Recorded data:
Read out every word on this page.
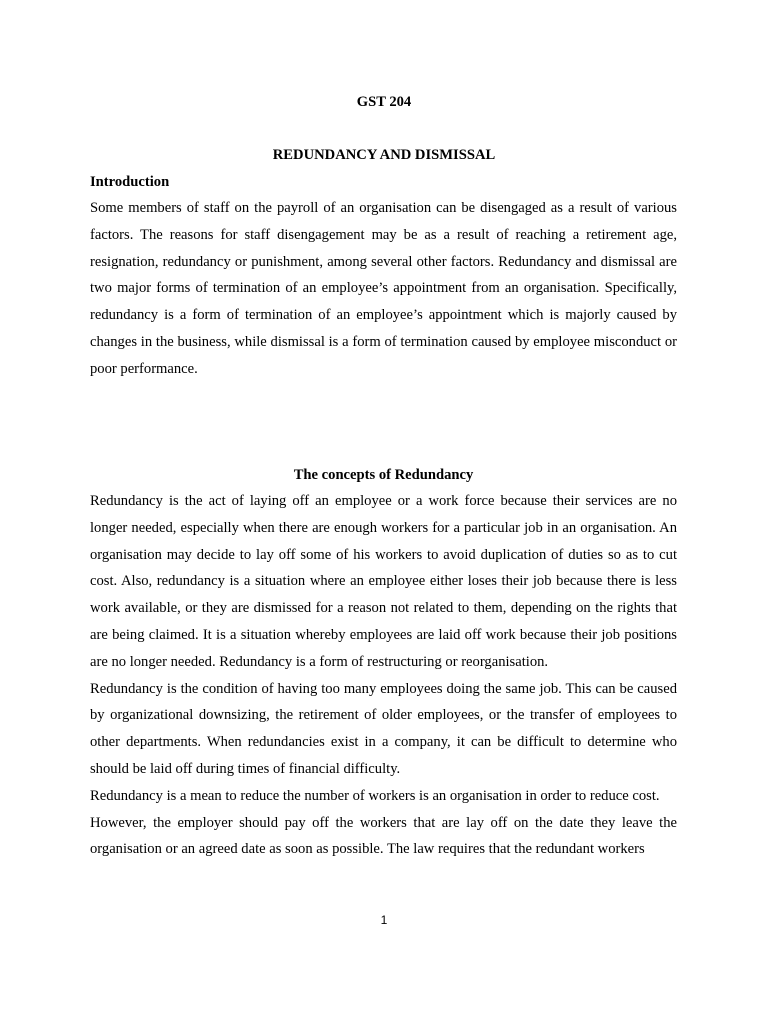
GST 204
REDUNDANCY AND DISMISSAL
Introduction

Some members of staff on the payroll of an organisation can be disengaged as a result of various factors. The reasons for staff disengagement may be as a result of reaching a retirement age, resignation, redundancy or punishment, among several other factors. Redundancy and dismissal are two major forms of termination of an employee’s appointment from an organisation. Specifically, redundancy is a form of termination of an employee’s appointment which is majorly caused by changes in the business, while dismissal is a form of termination caused by employee misconduct or poor performance.

The concepts of Redundancy

Redundancy is the act of laying off an employee or a work force because their services are no longer needed, especially when there are enough workers for a particular job in an organisation. An organisation may decide to lay off some of his workers to avoid duplication of duties so as to cut cost. Also, redundancy is a situation where an employee either loses their job because there is less work available, or they are dismissed for a reason not related to them, depending on the rights that are being claimed. It is a situation whereby employees are laid off work because their job positions are no longer needed. Redundancy is a form of restructuring or reorganisation.

Redundancy is the condition of having too many employees doing the same job. This can be caused by organizational downsizing, the retirement of older employees, or the transfer of employees to other departments. When redundancies exist in a company, it can be difficult to determine who should be laid off during times of financial difficulty.

Redundancy is a mean to reduce the number of workers is an organisation in order to reduce cost.

However, the employer should pay off the workers that are lay off on the date they leave the organisation or an agreed date as soon as possible. The law requires that the redundant workers

1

EXERCISE: Identify the lines above with the word "laid". Copy them.

WRITTEN RESPONSE:
Redundancy is the act of laying off an employee or a work force because their services are no longer needed, especially when there are enough workers for a particular job in an organisation. An organisation may decide to lay off some of his workers to avoid duplication of duties so as to cut cost. Also, redundancy is a situation where an employee either loses their job because there is less work available, or they are dismissed for a reason not related to them, depending on the rights that are being claimed. It is a situation whereby employees are laid off work because their job positions are no longer needed. Redundancy is a form of restructuring or reorganisation.
Redundancy is the condition of having too many employees doing the same job. This can be caused by organizational downsizing, the retirement of older employees, or the transfer of employees to other departments. When redundancies exist in a company, it can be difficult to determine who should be laid off during times of financial difficulty.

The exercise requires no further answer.